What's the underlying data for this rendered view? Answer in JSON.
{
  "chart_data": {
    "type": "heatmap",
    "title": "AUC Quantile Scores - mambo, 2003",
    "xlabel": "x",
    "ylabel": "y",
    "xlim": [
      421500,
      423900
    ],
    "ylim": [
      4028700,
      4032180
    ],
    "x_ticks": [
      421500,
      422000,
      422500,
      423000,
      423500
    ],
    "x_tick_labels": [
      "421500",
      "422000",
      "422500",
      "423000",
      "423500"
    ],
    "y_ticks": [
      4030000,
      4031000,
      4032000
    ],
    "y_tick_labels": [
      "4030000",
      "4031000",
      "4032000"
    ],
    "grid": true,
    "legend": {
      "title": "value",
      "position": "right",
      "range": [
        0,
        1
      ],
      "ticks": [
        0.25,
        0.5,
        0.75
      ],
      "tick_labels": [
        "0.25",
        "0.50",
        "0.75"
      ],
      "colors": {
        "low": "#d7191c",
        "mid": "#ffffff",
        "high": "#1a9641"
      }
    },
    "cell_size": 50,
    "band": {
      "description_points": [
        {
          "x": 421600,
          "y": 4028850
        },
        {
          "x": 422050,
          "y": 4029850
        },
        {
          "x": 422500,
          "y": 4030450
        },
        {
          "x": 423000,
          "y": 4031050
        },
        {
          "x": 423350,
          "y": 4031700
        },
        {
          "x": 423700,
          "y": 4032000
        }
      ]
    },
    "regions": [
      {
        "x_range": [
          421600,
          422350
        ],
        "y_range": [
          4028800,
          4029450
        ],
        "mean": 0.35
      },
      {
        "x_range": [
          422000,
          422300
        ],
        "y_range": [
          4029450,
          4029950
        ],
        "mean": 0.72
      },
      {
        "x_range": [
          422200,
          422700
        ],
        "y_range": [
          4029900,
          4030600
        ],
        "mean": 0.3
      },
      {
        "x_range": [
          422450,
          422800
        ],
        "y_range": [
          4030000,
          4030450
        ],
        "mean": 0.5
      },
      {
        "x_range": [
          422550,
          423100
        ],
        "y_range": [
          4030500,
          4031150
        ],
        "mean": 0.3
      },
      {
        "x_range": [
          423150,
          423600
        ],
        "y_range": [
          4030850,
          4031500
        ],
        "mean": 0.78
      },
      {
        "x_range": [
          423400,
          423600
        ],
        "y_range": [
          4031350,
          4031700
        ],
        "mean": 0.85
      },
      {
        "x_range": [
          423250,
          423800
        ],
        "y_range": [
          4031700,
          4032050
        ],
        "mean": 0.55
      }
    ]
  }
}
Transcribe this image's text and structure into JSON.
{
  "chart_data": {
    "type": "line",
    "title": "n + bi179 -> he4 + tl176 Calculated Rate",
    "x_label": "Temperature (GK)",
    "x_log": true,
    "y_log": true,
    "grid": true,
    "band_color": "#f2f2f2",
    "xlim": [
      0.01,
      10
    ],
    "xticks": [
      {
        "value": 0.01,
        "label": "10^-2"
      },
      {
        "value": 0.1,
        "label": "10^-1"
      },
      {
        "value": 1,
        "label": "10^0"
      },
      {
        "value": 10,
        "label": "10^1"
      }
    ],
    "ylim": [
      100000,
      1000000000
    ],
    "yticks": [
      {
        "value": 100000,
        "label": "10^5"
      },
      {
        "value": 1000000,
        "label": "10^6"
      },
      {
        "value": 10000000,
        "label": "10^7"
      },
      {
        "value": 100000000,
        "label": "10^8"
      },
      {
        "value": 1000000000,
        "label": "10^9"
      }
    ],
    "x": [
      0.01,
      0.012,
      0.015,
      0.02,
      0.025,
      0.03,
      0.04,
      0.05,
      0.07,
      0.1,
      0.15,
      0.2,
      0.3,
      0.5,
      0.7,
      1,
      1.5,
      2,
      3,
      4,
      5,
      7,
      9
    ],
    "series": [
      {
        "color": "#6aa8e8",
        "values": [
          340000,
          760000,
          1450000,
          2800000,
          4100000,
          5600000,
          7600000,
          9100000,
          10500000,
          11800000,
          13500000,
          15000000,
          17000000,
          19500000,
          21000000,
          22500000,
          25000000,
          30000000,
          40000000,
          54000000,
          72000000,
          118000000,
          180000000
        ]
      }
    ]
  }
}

:: GIVEN EXERCISE ::
Copy every line of the listing that contains the word "this".

:: TASK RESPONSE ::
What's the underlying data for this rendered view? Answer in JSON.
Transcribe this image's text and structure into JSON.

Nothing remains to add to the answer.